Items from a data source

━━━━━━━━━━━━━━━━━━━━

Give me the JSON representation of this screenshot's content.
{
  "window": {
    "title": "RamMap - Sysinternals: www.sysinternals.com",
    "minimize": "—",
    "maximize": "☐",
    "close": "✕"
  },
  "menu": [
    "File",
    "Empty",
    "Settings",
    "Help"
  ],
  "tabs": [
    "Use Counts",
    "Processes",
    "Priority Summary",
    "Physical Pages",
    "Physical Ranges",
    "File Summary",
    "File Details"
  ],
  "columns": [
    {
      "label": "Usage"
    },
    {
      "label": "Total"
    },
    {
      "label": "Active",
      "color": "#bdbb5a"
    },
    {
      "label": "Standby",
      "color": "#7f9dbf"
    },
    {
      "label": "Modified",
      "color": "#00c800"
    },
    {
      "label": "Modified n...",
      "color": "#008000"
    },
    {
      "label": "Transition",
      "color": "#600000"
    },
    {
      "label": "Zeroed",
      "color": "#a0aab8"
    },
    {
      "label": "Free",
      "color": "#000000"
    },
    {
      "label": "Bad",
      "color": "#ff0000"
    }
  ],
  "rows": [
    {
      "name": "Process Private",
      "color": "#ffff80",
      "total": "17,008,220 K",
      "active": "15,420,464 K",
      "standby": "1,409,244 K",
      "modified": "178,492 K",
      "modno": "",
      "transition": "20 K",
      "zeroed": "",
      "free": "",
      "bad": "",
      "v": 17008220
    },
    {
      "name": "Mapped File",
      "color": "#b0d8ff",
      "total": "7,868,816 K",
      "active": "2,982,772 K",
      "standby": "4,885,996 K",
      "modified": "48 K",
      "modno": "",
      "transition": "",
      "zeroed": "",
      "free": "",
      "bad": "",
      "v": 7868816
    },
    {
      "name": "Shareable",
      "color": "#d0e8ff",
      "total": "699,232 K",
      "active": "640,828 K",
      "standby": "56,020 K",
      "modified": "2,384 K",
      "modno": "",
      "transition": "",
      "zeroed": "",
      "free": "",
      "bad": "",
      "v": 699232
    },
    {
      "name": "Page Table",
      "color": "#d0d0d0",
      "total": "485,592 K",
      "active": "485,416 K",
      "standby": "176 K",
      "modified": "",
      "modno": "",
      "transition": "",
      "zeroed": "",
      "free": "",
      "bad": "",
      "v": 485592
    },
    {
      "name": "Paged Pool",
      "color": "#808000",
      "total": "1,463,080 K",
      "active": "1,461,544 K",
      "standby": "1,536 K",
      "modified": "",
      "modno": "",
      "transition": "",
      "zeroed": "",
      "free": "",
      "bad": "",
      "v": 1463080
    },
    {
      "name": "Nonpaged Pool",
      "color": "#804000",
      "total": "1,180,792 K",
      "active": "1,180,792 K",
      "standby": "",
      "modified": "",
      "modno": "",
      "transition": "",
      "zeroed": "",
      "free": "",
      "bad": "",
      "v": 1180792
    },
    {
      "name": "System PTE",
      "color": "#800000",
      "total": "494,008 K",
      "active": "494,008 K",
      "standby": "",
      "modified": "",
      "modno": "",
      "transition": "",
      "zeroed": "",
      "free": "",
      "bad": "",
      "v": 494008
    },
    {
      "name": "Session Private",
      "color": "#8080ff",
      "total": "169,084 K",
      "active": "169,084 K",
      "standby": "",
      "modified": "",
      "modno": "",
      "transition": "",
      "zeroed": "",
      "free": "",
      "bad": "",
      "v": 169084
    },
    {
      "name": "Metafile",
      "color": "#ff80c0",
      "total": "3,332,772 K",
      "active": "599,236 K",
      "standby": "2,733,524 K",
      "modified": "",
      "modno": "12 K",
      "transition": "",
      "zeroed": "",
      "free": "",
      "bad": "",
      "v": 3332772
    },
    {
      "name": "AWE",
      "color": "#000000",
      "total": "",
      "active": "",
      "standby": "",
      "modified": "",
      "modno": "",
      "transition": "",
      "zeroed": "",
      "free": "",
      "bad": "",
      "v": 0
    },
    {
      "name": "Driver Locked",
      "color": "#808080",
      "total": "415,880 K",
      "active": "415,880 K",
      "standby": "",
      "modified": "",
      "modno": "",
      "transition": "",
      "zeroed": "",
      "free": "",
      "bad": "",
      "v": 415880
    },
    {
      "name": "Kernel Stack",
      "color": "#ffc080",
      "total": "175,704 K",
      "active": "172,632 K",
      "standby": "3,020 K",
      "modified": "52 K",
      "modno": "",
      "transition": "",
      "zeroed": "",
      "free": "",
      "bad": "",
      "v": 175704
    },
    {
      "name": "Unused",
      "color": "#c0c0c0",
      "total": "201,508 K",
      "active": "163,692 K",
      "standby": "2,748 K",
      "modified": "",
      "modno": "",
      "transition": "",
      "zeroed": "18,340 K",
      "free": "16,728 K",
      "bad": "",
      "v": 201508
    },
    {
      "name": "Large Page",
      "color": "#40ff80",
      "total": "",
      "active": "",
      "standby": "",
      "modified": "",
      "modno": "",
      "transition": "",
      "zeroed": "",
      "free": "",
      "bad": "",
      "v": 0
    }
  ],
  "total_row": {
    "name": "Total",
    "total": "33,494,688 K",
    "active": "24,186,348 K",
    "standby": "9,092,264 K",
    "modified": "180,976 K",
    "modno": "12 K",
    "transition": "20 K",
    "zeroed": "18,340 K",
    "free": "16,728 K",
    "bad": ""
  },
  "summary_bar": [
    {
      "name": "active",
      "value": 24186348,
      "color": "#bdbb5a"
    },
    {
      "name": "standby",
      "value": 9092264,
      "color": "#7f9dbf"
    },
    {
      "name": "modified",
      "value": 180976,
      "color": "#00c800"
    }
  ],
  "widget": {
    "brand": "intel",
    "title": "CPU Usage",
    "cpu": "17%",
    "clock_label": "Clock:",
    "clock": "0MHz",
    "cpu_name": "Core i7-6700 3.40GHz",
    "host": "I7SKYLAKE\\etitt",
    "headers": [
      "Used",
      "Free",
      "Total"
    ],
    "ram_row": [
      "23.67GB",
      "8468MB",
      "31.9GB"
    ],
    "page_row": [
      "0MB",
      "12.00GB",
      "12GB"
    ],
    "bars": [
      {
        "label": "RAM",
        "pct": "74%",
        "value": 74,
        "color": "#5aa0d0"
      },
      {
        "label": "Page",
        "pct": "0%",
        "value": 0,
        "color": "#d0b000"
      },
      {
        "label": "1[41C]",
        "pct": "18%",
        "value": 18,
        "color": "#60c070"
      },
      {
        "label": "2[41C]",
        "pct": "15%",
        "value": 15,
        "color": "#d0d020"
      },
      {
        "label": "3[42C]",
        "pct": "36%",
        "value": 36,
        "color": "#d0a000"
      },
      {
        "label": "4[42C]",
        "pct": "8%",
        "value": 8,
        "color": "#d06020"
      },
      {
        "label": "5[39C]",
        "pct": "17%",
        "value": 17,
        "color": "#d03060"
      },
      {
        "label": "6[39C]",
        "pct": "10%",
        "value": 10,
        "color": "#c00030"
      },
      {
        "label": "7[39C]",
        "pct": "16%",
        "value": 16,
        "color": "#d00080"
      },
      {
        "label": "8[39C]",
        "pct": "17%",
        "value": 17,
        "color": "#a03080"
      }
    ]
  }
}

━━━━━━━━━━━━━━━━━━━━

**SET PROBLEM:**
Restate the records, all of them, precisely as written.

**SOLUTION TO THIS PROBLEM:**
Give me the JSON representation of this screenshot's content.
{
  "window": {
    "title": "RamMap - Sysinternals: www.sysinternals.com",
    "minimize": "—",
    "maximize": "☐",
    "close": "✕"
  },
  "menu": [
    "File",
    "Empty",
    "Settings",
    "Help"
  ],
  "tabs": [
    "Use Counts",
    "Processes",
    "Priority Summary",
    "Physical Pages",
    "Physical Ranges",
    "File Summary",
    "File Details"
  ],
  "columns": [
    {
      "label": "Usage"
    },
    {
      "label": "Total"
    },
    {
      "label": "Active",
      "color": "#bdbb5a"
    },
    {
      "label": "Standby",
      "color": "#7f9dbf"
    },
    {
      "label": "Modified",
      "color": "#00c800"
    },
    {
      "label": "Modified n...",
      "color": "#008000"
    },
    {
      "label": "Transition",
      "color": "#600000"
    },
    {
      "label": "Zeroed",
      "color": "#a0aab8"
    },
    {
      "label": "Free",
      "color": "#000000"
    },
    {
      "label": "Bad",
      "color": "#ff0000"
    }
  ],
  "rows": [
    {
      "name": "Process Private",
      "color": "#ffff80",
      "total": "17,008,220 K",
      "active": "15,420,464 K",
      "standby": "1,409,244 K",
      "modified": "178,492 K",
      "modno": "",
      "transition": "20 K",
      "zeroed": "",
      "free": "",
      "bad": "",
      "v": 17008220
    },
    {
      "name": "Mapped File",
      "color": "#b0d8ff",
      "total": "7,868,816 K",
      "active": "2,982,772 K",
      "standby": "4,885,996 K",
      "modified": "48 K",
      "modno": "",
      "transition": "",
      "zeroed": "",
      "free": "",
      "bad": "",
      "v": 7868816
    },
    {
      "name": "Shareable",
      "color": "#d0e8ff",
      "total": "699,232 K",
      "active": "640,828 K",
      "standby": "56,020 K",
      "modified": "2,384 K",
      "modno": "",
      "transition": "",
      "zeroed": "",
      "free": "",
      "bad": "",
      "v": 699232
    },
    {
      "name": "Page Table",
      "color": "#d0d0d0",
      "total": "485,592 K",
      "active": "485,416 K",
      "standby": "176 K",
      "modified": "",
      "modno": "",
      "transition": "",
      "zeroed": "",
      "free": "",
      "bad": "",
      "v": 485592
    },
    {
      "name": "Paged Pool",
      "color": "#808000",
      "total": "1,463,080 K",
      "active": "1,461,544 K",
      "standby": "1,536 K",
      "modified": "",
      "modno": "",
      "transition": "",
      "zeroed": "",
      "free": "",
      "bad": "",
      "v": 1463080
    },
    {
      "name": "Nonpaged Pool",
      "color": "#804000",
      "total": "1,180,792 K",
      "active": "1,180,792 K",
      "standby": "",
      "modified": "",
      "modno": "",
      "transition": "",
      "zeroed": "",
      "free": "",
      "bad": "",
      "v": 1180792
    },
    {
      "name": "System PTE",
      "color": "#800000",
      "total": "494,008 K",
      "active": "494,008 K",
      "standby": "",
      "modified": "",
      "modno": "",
      "transition": "",
      "zeroed": "",
      "free": "",
      "bad": "",
      "v": 494008
    },
    {
      "name": "Session Private",
      "color": "#8080ff",
      "total": "169,084 K",
      "active": "169,084 K",
      "standby": "",
      "modified": "",
      "modno": "",
      "transition": "",
      "zeroed": "",
      "free": "",
      "bad": "",
      "v": 169084
    },
    {
      "name": "Metafile",
      "color": "#ff80c0",
      "total": "3,332,772 K",
      "active": "599,236 K",
      "standby": "2,733,524 K",
      "modified": "",
      "modno": "12 K",
      "transition": "",
      "zeroed": "",
      "free": "",
      "bad": "",
      "v": 3332772
    },
    {
      "name": "AWE",
      "color": "#000000",
      "total": "",
      "active": "",
      "standby": "",
      "modified": "",
      "modno": "",
      "transition": "",
      "zeroed": "",
      "free": "",
      "bad": "",
      "v": 0
    },
    {
      "name": "Driver Locked",
      "color": "#808080",
      "total": "415,880 K",
      "active": "415,880 K",
      "standby": "",
      "modified": "",
      "modno": "",
      "transition": "",
      "zeroed": "",
      "free": "",
      "bad": "",
      "v": 415880
    },
    {
      "name": "Kernel Stack",
      "color": "#ffc080",
      "total": "175,704 K",
      "active": "172,632 K",
      "standby": "3,020 K",
      "modified": "52 K",
      "modno": "",
      "transition": "",
      "zeroed": "",
      "free": "",
      "bad": "",
      "v": 175704
    },
    {
      "name": "Unused",
      "color": "#c0c0c0",
      "total": "201,508 K",
      "active": "163,692 K",
      "standby": "2,748 K",
      "modified": "",
      "modno": "",
      "transition": "",
      "zeroed": "18,340 K",
      "free": "16,728 K",
      "bad": "",
      "v": 201508
    },
    {
      "name": "Large Page",
      "color": "#40ff80",
      "total": "",
      "active": "",
      "standby": "",
      "modified": "",
      "modno": "",
      "transition": "",
      "zeroed": "",
      "free": "",
      "bad": "",
      "v": 0
    }
  ],
  "total_row": {
    "name": "Total",
    "total": "33,494,688 K",
    "active": "24,186,348 K",
    "standby": "9,092,264 K",
    "modified": "180,976 K",
    "modno": "12 K",
    "transition": "20 K",
    "zeroed": "18,340 K",
    "free": "16,728 K",
    "bad": ""
  },
  "summary_bar": [
    {
      "name": "active",
      "value": 24186348,
      "color": "#bdbb5a"
    },
    {
      "name": "standby",
      "value": 9092264,
      "color": "#7f9dbf"
    },
    {
      "name": "modified",
      "value": 180976,
      "color": "#00c800"
    }
  ],
  "widget": {
    "brand": "intel",
    "title": "CPU Usage",
    "cpu": "17%",
    "clock_label": "Clock:",
    "clock": "0MHz",
    "cpu_name": "Core i7-6700 3.40GHz",
    "host": "I7SKYLAKE\\etitt",
    "headers": [
      "Used",
      "Free",
      "Total"
    ],
    "ram_row": [
      "23.67GB",
      "8468MB",
      "31.9GB"
    ],
    "page_row": [
      "0MB",
      "12.00GB",
      "12GB"
    ],
    "bars": [
      {
        "label": "RAM",
        "pct": "74%",
        "value": 74,
        "color": "#5aa0d0"
      },
      {
        "label": "Page",
        "pct": "0%",
        "value": 0,
        "color": "#d0b000"
      },
      {
        "label": "1[41C]",
        "pct": "18%",
        "value": 18,
        "color": "#60c070"
      },
      {
        "label": "2[41C]",
        "pct": "15%",
        "value": 15,
        "color": "#d0d020"
      },
      {
        "label": "3[42C]",
        "pct": "36%",
        "value": 36,
        "color": "#d0a000"
      },
      {
        "label": "4[42C]",
        "pct": "8%",
        "value": 8,
        "color": "#d06020"
      },
      {
        "label": "5[39C]",
        "pct": "17%",
        "value": 17,
        "color": "#d03060"
      },
      {
        "label": "6[39C]",
        "pct": "10%",
        "value": 10,
        "color": "#c00030"
      },
      {
        "label": "7[39C]",
        "pct": "16%",
        "value": 16,
        "color": "#d00080"
      },
      {
        "label": "8[39C]",
        "pct": "17%",
        "value": 17,
        "color": "#a03080"
      }
    ]
  }
}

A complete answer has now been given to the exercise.